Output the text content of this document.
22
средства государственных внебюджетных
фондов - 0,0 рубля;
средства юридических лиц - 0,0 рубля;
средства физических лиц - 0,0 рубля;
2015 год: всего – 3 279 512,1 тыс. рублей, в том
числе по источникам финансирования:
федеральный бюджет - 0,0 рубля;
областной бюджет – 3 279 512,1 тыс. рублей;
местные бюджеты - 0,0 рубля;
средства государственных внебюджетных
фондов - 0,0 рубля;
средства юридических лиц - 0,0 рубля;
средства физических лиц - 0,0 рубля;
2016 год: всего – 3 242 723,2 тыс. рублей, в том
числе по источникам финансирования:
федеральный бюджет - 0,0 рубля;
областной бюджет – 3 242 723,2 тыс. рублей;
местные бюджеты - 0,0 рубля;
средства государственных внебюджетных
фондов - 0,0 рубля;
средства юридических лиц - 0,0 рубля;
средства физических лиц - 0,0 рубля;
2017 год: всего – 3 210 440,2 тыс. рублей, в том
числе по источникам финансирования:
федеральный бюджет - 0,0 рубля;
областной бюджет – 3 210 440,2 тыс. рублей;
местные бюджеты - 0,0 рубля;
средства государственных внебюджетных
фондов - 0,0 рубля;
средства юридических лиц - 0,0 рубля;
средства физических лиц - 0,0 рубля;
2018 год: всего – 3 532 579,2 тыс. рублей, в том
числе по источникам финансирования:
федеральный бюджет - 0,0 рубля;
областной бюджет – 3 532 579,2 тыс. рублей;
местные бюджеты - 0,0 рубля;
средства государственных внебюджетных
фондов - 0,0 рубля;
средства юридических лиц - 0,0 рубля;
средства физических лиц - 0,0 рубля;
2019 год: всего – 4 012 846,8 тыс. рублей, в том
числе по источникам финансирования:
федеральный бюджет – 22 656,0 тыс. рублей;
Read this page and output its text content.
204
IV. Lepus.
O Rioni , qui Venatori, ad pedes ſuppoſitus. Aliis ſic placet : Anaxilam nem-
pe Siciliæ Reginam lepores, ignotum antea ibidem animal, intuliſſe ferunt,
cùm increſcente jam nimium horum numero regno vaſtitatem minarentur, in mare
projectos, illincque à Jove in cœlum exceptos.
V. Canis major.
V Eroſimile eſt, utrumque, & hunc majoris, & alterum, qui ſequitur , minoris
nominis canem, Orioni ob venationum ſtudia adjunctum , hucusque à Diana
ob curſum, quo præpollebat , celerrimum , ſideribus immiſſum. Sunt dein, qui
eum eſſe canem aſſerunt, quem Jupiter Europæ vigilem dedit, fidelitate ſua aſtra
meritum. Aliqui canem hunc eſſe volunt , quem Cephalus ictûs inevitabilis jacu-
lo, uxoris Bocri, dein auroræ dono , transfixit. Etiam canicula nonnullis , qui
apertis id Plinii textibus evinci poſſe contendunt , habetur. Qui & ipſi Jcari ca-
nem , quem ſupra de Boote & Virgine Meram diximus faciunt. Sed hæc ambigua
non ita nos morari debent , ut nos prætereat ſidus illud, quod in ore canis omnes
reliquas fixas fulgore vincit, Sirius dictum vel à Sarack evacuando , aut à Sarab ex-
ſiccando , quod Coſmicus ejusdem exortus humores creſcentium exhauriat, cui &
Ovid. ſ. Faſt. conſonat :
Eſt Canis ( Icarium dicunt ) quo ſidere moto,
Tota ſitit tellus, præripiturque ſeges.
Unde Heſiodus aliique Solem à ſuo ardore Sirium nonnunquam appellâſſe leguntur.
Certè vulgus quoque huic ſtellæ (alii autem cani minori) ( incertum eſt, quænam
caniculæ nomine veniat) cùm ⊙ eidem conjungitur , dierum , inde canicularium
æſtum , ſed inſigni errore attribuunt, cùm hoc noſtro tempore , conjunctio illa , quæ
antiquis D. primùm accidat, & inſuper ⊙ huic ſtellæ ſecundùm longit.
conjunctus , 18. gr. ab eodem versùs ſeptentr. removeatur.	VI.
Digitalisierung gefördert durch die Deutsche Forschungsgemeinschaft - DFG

┄┄┄┄┄┄┄┄┄┄

BRIEF :: Which lines of the data above contain "областной"? Copy each one.

THE RESULT ::
областной бюджет – 3 279 512,1 тыс. рублей;
областной бюджет – 3 242 723,2 тыс. рублей;
областной бюджет – 3 210 440,2 тыс. рублей;
областной бюджет – 3 532 579,2 тыс. рублей;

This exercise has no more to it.